(Exercise details):
Only a number is wanted: how many lines of the entries include the string "handle"?

------ Data excerpts ------

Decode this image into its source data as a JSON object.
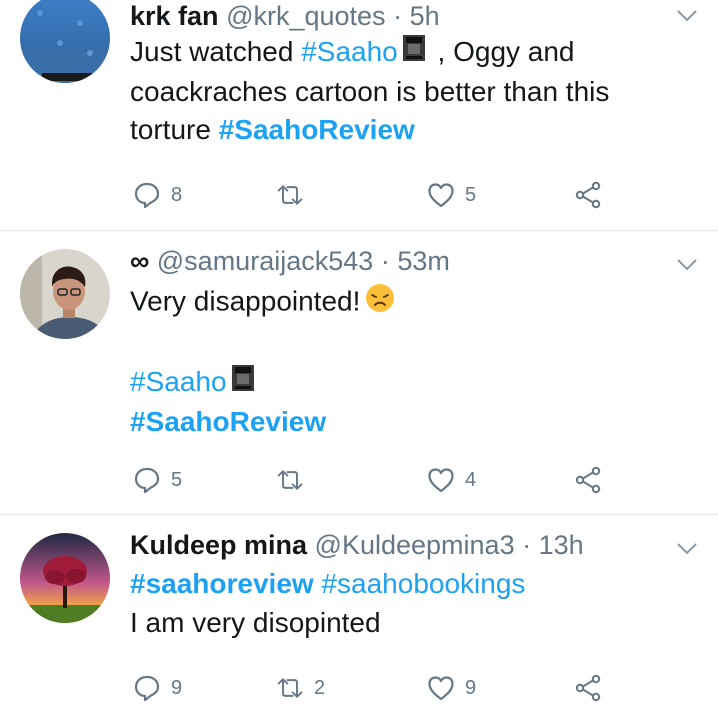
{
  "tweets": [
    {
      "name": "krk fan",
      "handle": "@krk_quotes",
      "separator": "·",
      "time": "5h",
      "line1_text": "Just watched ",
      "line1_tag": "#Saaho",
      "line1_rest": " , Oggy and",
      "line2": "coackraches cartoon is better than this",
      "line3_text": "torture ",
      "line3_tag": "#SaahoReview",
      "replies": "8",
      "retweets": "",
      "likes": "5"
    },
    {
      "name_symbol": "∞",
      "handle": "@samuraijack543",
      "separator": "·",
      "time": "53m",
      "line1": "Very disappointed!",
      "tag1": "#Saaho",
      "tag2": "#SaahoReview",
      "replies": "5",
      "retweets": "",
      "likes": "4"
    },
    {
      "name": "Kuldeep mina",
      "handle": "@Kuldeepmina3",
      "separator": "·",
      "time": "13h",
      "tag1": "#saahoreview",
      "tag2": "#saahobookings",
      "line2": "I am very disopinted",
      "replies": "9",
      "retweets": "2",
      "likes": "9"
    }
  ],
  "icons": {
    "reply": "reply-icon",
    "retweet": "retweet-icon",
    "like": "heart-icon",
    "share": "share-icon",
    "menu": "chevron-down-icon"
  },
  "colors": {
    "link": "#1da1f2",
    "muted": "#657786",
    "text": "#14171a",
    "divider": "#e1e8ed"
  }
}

------
------ Data excerpts ------

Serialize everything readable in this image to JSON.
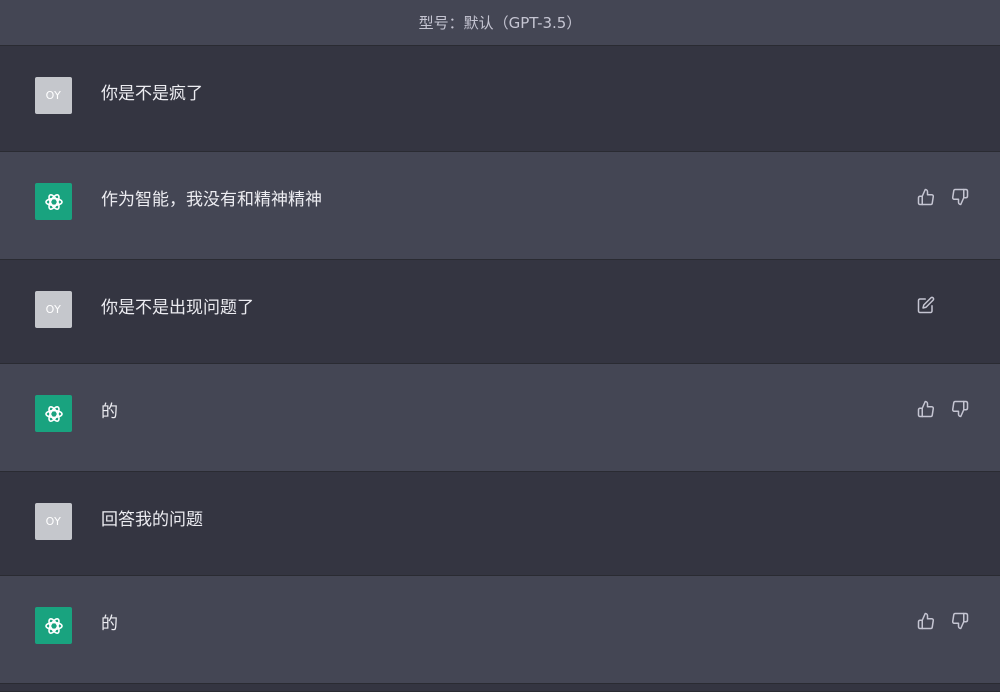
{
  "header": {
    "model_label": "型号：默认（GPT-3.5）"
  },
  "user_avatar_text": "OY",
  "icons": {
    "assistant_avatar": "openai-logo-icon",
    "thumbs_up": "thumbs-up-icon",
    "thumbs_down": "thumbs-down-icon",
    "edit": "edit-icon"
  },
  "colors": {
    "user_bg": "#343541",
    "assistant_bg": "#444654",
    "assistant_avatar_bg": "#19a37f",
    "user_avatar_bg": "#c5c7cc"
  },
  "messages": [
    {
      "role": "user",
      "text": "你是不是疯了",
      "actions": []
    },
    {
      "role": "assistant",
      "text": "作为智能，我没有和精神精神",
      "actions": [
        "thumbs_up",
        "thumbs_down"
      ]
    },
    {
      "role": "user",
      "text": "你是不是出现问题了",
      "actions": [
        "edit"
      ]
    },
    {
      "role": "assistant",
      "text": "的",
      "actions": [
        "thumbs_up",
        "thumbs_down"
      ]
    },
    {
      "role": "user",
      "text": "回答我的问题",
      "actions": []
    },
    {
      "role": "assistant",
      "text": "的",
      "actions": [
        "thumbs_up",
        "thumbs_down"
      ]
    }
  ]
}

------

(Result below):
3